### Extracted records
★ ★ ★ ★
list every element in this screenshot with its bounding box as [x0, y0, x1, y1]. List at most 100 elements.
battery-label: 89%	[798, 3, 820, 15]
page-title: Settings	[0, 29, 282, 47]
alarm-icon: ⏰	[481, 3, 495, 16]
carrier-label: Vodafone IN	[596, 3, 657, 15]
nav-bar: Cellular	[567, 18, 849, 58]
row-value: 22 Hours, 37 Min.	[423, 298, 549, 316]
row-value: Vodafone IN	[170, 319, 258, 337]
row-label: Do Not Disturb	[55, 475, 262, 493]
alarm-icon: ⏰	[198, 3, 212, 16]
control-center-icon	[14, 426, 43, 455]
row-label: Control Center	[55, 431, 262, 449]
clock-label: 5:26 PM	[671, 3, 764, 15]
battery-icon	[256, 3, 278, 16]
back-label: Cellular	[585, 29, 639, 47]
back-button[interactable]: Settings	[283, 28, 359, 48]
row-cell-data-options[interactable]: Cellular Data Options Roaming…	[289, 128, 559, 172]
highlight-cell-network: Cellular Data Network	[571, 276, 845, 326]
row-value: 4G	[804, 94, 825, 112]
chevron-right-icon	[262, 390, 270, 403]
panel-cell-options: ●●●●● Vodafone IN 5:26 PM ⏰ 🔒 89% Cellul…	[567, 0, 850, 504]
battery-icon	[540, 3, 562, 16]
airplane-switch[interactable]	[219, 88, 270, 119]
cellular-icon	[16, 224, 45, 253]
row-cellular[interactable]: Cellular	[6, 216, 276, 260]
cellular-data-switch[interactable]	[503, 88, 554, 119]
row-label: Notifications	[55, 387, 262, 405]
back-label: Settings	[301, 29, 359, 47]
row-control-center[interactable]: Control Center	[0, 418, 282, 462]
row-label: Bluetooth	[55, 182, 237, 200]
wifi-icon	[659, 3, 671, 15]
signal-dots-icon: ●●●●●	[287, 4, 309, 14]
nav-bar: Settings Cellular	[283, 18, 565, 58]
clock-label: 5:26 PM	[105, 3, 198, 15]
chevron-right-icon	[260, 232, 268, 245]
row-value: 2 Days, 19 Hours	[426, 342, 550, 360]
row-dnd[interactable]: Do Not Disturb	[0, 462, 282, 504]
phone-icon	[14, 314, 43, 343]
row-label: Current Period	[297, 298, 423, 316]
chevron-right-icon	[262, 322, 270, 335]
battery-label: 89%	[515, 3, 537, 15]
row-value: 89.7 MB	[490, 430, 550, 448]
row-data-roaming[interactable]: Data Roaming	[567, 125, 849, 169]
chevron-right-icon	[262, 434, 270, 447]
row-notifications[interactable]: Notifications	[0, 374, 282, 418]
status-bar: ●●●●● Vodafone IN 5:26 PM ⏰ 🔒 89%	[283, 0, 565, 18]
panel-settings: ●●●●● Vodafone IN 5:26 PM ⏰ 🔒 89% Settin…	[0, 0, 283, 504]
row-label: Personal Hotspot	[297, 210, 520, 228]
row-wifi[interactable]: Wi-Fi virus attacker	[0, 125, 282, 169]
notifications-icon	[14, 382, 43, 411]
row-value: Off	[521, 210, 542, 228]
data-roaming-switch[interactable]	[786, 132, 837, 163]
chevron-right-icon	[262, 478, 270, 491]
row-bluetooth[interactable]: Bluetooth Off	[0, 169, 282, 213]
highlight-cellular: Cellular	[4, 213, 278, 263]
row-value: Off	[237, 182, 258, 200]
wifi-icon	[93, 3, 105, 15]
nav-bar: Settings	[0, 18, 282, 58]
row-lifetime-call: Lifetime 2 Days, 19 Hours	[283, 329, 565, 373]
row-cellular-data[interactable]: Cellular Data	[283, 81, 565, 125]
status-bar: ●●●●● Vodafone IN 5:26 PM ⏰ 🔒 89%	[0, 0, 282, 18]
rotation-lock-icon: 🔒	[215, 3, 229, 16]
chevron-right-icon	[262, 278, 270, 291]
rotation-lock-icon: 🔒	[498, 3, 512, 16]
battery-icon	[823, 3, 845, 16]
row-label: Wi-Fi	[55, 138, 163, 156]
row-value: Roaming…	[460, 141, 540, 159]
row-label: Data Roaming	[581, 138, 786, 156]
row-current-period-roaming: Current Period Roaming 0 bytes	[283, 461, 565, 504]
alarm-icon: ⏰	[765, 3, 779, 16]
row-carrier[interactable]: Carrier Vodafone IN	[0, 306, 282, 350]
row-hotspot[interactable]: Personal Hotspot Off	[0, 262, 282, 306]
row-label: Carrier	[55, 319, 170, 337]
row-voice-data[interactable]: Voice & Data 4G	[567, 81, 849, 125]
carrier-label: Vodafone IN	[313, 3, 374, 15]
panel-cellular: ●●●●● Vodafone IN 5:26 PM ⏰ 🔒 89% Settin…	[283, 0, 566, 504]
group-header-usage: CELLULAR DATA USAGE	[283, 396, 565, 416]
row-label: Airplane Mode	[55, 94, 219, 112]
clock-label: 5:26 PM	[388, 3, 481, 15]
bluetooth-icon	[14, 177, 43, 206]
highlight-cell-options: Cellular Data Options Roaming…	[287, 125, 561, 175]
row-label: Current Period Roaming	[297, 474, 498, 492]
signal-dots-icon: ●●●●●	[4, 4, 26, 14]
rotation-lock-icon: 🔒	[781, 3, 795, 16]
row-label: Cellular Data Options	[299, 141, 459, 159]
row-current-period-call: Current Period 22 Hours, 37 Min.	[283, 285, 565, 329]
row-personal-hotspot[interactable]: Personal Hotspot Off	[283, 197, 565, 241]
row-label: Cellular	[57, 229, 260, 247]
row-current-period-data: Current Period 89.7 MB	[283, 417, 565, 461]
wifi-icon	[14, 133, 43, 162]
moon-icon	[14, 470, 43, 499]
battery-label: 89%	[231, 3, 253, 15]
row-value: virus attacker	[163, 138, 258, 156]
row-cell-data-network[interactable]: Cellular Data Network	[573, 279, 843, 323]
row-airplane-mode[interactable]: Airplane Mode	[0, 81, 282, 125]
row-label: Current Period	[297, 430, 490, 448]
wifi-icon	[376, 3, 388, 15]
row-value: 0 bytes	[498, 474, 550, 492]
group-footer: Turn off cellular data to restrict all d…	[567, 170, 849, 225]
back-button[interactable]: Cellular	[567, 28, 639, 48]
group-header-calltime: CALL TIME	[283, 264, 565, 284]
★ ★ ★ ★
### ASSIGNMENT
Every record above is to be written out exactly.

### RESPONSE FOR THIS EXERCISE
list every element in this screenshot with its bounding box as [x0, y0, x1, y1]. List at most 100 elements.
battery-label: 89%	[798, 3, 820, 15]
page-title: Settings	[0, 29, 282, 47]
alarm-icon: ⏰	[481, 3, 495, 16]
carrier-label: Vodafone IN	[596, 3, 657, 15]
nav-bar: Cellular	[567, 18, 849, 58]
row-value: 22 Hours, 37 Min.	[423, 298, 549, 316]
row-value: Vodafone IN	[170, 319, 258, 337]
row-label: Do Not Disturb	[55, 475, 262, 493]
alarm-icon: ⏰	[198, 3, 212, 16]
control-center-icon	[14, 426, 43, 455]
row-label: Control Center	[55, 431, 262, 449]
clock-label: 5:26 PM	[671, 3, 764, 15]
battery-icon	[256, 3, 278, 16]
back-label: Cellular	[585, 29, 639, 47]
back-button[interactable]: Settings	[283, 28, 359, 48]
row-cell-data-options[interactable]: Cellular Data Options Roaming…	[289, 128, 559, 172]
highlight-cell-network: Cellular Data Network	[571, 276, 845, 326]
row-value: 4G	[804, 94, 825, 112]
chevron-right-icon	[262, 390, 270, 403]
panel-cell-options: ●●●●● Vodafone IN 5:26 PM ⏰ 🔒 89% Cellul…	[567, 0, 850, 504]
battery-icon	[540, 3, 562, 16]
airplane-switch[interactable]	[219, 88, 270, 119]
cellular-icon	[16, 224, 45, 253]
row-cellular[interactable]: Cellular	[6, 216, 276, 260]
cellular-data-switch[interactable]	[503, 88, 554, 119]
row-label: Notifications	[55, 387, 262, 405]
back-label: Settings	[301, 29, 359, 47]
row-control-center[interactable]: Control Center	[0, 418, 282, 462]
row-label: Bluetooth	[55, 182, 237, 200]
wifi-icon	[659, 3, 671, 15]
signal-dots-icon: ●●●●●	[287, 4, 309, 14]
nav-bar: Settings Cellular	[283, 18, 565, 58]
clock-label: 5:26 PM	[105, 3, 198, 15]
chevron-right-icon	[260, 232, 268, 245]
row-value: 2 Days, 19 Hours	[426, 342, 550, 360]
row-dnd[interactable]: Do Not Disturb	[0, 462, 282, 504]
phone-icon	[14, 314, 43, 343]
row-label: Current Period	[297, 298, 423, 316]
chevron-right-icon	[262, 322, 270, 335]
battery-label: 89%	[515, 3, 537, 15]
row-value: 89.7 MB	[490, 430, 550, 448]
row-data-roaming[interactable]: Data Roaming	[567, 125, 849, 169]
chevron-right-icon	[262, 434, 270, 447]
row-notifications[interactable]: Notifications	[0, 374, 282, 418]
status-bar: ●●●●● Vodafone IN 5:26 PM ⏰ 🔒 89%	[283, 0, 565, 18]
panel-settings: ●●●●● Vodafone IN 5:26 PM ⏰ 🔒 89% Settin…	[0, 0, 283, 504]
row-label: Personal Hotspot	[297, 210, 520, 228]
row-wifi[interactable]: Wi-Fi virus attacker	[0, 125, 282, 169]
notifications-icon	[14, 382, 43, 411]
row-value: Off	[521, 210, 542, 228]
data-roaming-switch[interactable]	[786, 132, 837, 163]
chevron-right-icon	[262, 478, 270, 491]
row-bluetooth[interactable]: Bluetooth Off	[0, 169, 282, 213]
highlight-cellular: Cellular	[4, 213, 278, 263]
row-value: Off	[237, 182, 258, 200]
wifi-icon	[93, 3, 105, 15]
nav-bar: Settings	[0, 18, 282, 58]
row-lifetime-call: Lifetime 2 Days, 19 Hours	[283, 329, 565, 373]
row-cellular-data[interactable]: Cellular Data	[283, 81, 565, 125]
status-bar: ●●●●● Vodafone IN 5:26 PM ⏰ 🔒 89%	[0, 0, 282, 18]
rotation-lock-icon: 🔒	[215, 3, 229, 16]
chevron-right-icon	[262, 278, 270, 291]
rotation-lock-icon: 🔒	[498, 3, 512, 16]
battery-icon	[823, 3, 845, 16]
row-label: Wi-Fi	[55, 138, 163, 156]
row-value: Roaming…	[460, 141, 540, 159]
row-label: Data Roaming	[581, 138, 786, 156]
row-current-period-roaming: Current Period Roaming 0 bytes	[283, 461, 565, 504]
alarm-icon: ⏰	[765, 3, 779, 16]
row-carrier[interactable]: Carrier Vodafone IN	[0, 306, 282, 350]
row-hotspot[interactable]: Personal Hotspot Off	[0, 262, 282, 306]
row-label: Carrier	[55, 319, 170, 337]
row-voice-data[interactable]: Voice & Data 4G	[567, 81, 849, 125]
carrier-label: Vodafone IN	[313, 3, 374, 15]
panel-cellular: ●●●●● Vodafone IN 5:26 PM ⏰ 🔒 89% Settin…	[283, 0, 566, 504]
group-header-usage: CELLULAR DATA USAGE	[283, 396, 565, 416]
row-label: Airplane Mode	[55, 94, 219, 112]
clock-label: 5:26 PM	[388, 3, 481, 15]
bluetooth-icon	[14, 177, 43, 206]
highlight-cell-options: Cellular Data Options Roaming…	[287, 125, 561, 175]
row-label: Current Period Roaming	[297, 474, 498, 492]
signal-dots-icon: ●●●●●	[4, 4, 26, 14]
rotation-lock-icon: 🔒	[781, 3, 795, 16]
row-label: Cellular Data Options	[299, 141, 459, 159]
row-current-period-call: Current Period 22 Hours, 37 Min.	[283, 285, 565, 329]
row-personal-hotspot[interactable]: Personal Hotspot Off	[283, 197, 565, 241]
row-label: Cellular	[57, 229, 260, 247]
row-current-period-data: Current Period 89.7 MB	[283, 417, 565, 461]
wifi-icon	[14, 133, 43, 162]
moon-icon	[14, 470, 43, 499]
battery-label: 89%	[231, 3, 253, 15]
row-value: virus attacker	[163, 138, 258, 156]
row-cell-data-network[interactable]: Cellular Data Network	[573, 279, 843, 323]
row-airplane-mode[interactable]: Airplane Mode	[0, 81, 282, 125]
row-label: Current Period	[297, 430, 490, 448]
wifi-icon	[376, 3, 388, 15]
row-value: 0 bytes	[498, 474, 550, 492]
group-footer: Turn off cellular data to restrict all d…	[567, 170, 849, 225]
back-button[interactable]: Cellular	[567, 28, 639, 48]
group-header-calltime: CALL TIME	[283, 264, 565, 284]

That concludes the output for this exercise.